---------- Data supplied ----------
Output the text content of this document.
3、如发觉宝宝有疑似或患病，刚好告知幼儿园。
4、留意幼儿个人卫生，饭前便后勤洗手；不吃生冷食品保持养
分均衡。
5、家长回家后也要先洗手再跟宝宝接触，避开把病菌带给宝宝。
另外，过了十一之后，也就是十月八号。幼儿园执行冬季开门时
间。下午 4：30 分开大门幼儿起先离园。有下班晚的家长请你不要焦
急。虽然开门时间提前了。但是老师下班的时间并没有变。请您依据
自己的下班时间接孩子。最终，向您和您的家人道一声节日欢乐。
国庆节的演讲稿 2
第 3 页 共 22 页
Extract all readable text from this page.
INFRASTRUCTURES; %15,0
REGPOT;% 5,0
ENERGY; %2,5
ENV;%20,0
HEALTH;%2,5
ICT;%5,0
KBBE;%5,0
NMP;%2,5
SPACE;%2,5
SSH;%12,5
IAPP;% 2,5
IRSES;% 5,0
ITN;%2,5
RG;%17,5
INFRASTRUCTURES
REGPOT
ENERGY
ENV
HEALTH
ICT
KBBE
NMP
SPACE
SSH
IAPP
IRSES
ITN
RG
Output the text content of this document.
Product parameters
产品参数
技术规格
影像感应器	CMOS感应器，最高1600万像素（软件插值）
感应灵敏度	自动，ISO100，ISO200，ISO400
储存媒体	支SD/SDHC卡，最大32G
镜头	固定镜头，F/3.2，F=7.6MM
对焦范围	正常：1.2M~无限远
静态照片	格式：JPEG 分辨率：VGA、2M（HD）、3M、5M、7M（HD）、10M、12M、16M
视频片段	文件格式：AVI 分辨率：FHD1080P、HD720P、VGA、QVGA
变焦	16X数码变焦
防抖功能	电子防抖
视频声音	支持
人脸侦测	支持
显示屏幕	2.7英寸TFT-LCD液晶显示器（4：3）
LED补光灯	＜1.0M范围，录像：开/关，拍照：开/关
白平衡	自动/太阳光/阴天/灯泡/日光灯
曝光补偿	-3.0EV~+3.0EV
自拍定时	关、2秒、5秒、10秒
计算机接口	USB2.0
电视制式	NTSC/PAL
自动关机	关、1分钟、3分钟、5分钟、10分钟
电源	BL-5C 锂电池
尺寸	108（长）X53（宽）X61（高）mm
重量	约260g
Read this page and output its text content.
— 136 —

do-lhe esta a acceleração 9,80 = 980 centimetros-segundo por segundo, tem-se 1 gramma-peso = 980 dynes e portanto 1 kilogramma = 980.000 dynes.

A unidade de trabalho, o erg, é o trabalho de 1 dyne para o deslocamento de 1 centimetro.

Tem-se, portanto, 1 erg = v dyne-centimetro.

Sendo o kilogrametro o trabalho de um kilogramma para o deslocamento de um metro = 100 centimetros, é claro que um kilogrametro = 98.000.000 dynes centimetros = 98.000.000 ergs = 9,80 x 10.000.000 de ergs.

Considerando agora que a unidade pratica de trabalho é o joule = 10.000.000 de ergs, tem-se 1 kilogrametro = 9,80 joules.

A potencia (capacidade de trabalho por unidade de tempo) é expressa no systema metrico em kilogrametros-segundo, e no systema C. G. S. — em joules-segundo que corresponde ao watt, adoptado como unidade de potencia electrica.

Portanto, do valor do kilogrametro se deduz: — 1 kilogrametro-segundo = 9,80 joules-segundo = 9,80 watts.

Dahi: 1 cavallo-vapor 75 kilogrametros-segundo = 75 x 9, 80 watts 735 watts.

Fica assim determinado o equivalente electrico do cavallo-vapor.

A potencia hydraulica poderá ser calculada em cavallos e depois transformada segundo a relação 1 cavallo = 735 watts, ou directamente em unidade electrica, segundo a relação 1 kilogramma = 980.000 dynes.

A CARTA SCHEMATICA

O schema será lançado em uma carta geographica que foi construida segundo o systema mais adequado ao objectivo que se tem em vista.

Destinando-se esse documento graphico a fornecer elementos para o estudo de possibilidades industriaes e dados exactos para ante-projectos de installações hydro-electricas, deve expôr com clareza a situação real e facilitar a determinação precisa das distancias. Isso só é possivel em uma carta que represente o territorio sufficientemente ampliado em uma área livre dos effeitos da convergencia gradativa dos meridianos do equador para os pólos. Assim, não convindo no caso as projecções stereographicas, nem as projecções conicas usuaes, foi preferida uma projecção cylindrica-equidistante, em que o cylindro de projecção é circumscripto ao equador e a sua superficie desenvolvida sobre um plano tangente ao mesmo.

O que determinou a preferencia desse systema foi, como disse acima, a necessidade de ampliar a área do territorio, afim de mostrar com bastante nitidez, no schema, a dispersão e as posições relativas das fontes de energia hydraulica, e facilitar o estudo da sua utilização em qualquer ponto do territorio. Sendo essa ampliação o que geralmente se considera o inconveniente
----------
**Challenge:** Emit the full listing verbatim.

**Answer to this exercise:**
Output the text content of this document.
3、如发觉宝宝有疑似或患病，刚好告知幼儿园。
4、留意幼儿个人卫生，饭前便后勤洗手；不吃生冷食品保持养
分均衡。
5、家长回家后也要先洗手再跟宝宝接触，避开把病菌带给宝宝。
另外，过了十一之后，也就是十月八号。幼儿园执行冬季开门时
间。下午 4：30 分开大门幼儿起先离园。有下班晚的家长请你不要焦
急。虽然开门时间提前了。但是老师下班的时间并没有变。请您依据
自己的下班时间接孩子。最终，向您和您的家人道一声节日欢乐。
国庆节的演讲稿 2
第 3 页 共 22 页
Extract all readable text from this page.
INFRASTRUCTURES; %15,0
REGPOT;% 5,0
ENERGY; %2,5
ENV;%20,0
HEALTH;%2,5
ICT;%5,0
KBBE;%5,0
NMP;%2,5
SPACE;%2,5
SSH;%12,5
IAPP;% 2,5
IRSES;% 5,0
ITN;%2,5
RG;%17,5
INFRASTRUCTURES
REGPOT
ENERGY
ENV
HEALTH
ICT
KBBE
NMP
SPACE
SSH
IAPP
IRSES
ITN
RG
Output the text content of this document.
Product parameters
产品参数
技术规格
影像感应器	CMOS感应器，最高1600万像素（软件插值）
感应灵敏度	自动，ISO100，ISO200，ISO400
储存媒体	支SD/SDHC卡，最大32G
镜头	固定镜头，F/3.2，F=7.6MM
对焦范围	正常：1.2M~无限远
静态照片	格式：JPEG 分辨率：VGA、2M（HD）、3M、5M、7M（HD）、10M、12M、16M
视频片段	文件格式：AVI 分辨率：FHD1080P、HD720P、VGA、QVGA
变焦	16X数码变焦
防抖功能	电子防抖
视频声音	支持
人脸侦测	支持
显示屏幕	2.7英寸TFT-LCD液晶显示器（4：3）
LED补光灯	＜1.0M范围，录像：开/关，拍照：开/关
白平衡	自动/太阳光/阴天/灯泡/日光灯
曝光补偿	-3.0EV~+3.0EV
自拍定时	关、2秒、5秒、10秒
计算机接口	USB2.0
电视制式	NTSC/PAL
自动关机	关、1分钟、3分钟、5分钟、10分钟
电源	BL-5C 锂电池
尺寸	108（长）X53（宽）X61（高）mm
重量	约260g
Read this page and output its text content.
— 136 —

do-lhe esta a acceleração 9,80 = 980 centimetros-segundo por segundo, tem-se 1 gramma-peso = 980 dynes e portanto 1 kilogramma = 980.000 dynes.

A unidade de trabalho, o erg, é o trabalho de 1 dyne para o deslocamento de 1 centimetro.

Tem-se, portanto, 1 erg = v dyne-centimetro.

Sendo o kilogrametro o trabalho de um kilogramma para o deslocamento de um metro = 100 centimetros, é claro que um kilogrametro = 98.000.000 dynes centimetros = 98.000.000 ergs = 9,80 x 10.000.000 de ergs.

Considerando agora que a unidade pratica de trabalho é o joule = 10.000.000 de ergs, tem-se 1 kilogrametro = 9,80 joules.

A potencia (capacidade de trabalho por unidade de tempo) é expressa no systema metrico em kilogrametros-segundo, e no systema C. G. S. — em joules-segundo que corresponde ao watt, adoptado como unidade de potencia electrica.

Portanto, do valor do kilogrametro se deduz: — 1 kilogrametro-segundo = 9,80 joules-segundo = 9,80 watts.

Dahi: 1 cavallo-vapor 75 kilogrametros-segundo = 75 x 9, 80 watts 735 watts.

Fica assim determinado o equivalente electrico do cavallo-vapor.

A potencia hydraulica poderá ser calculada em cavallos e depois transformada segundo a relação 1 cavallo = 735 watts, ou directamente em unidade electrica, segundo a relação 1 kilogramma = 980.000 dynes.

A CARTA SCHEMATICA

O schema será lançado em uma carta geographica que foi construida segundo o systema mais adequado ao objectivo que se tem em vista.

Destinando-se esse documento graphico a fornecer elementos para o estudo de possibilidades industriaes e dados exactos para ante-projectos de installações hydro-electricas, deve expôr com clareza a situação real e facilitar a determinação precisa das distancias. Isso só é possivel em uma carta que represente o territorio sufficientemente ampliado em uma área livre dos effeitos da convergencia gradativa dos meridianos do equador para os pólos. Assim, não convindo no caso as projecções stereographicas, nem as projecções conicas usuaes, foi preferida uma projecção cylindrica-equidistante, em que o cylindro de projecção é circumscripto ao equador e a sua superficie desenvolvida sobre um plano tangente ao mesmo.

O que determinou a preferencia desse systema foi, como disse acima, a necessidade de ampliar a área do territorio, afim de mostrar com bastante nitidez, no schema, a dispersão e as posições relativas das fontes de energia hydraulica, e facilitar o estudo da sua utilização em qualquer ponto do territorio. Sendo essa ampliação o que geralmente se considera o inconveniente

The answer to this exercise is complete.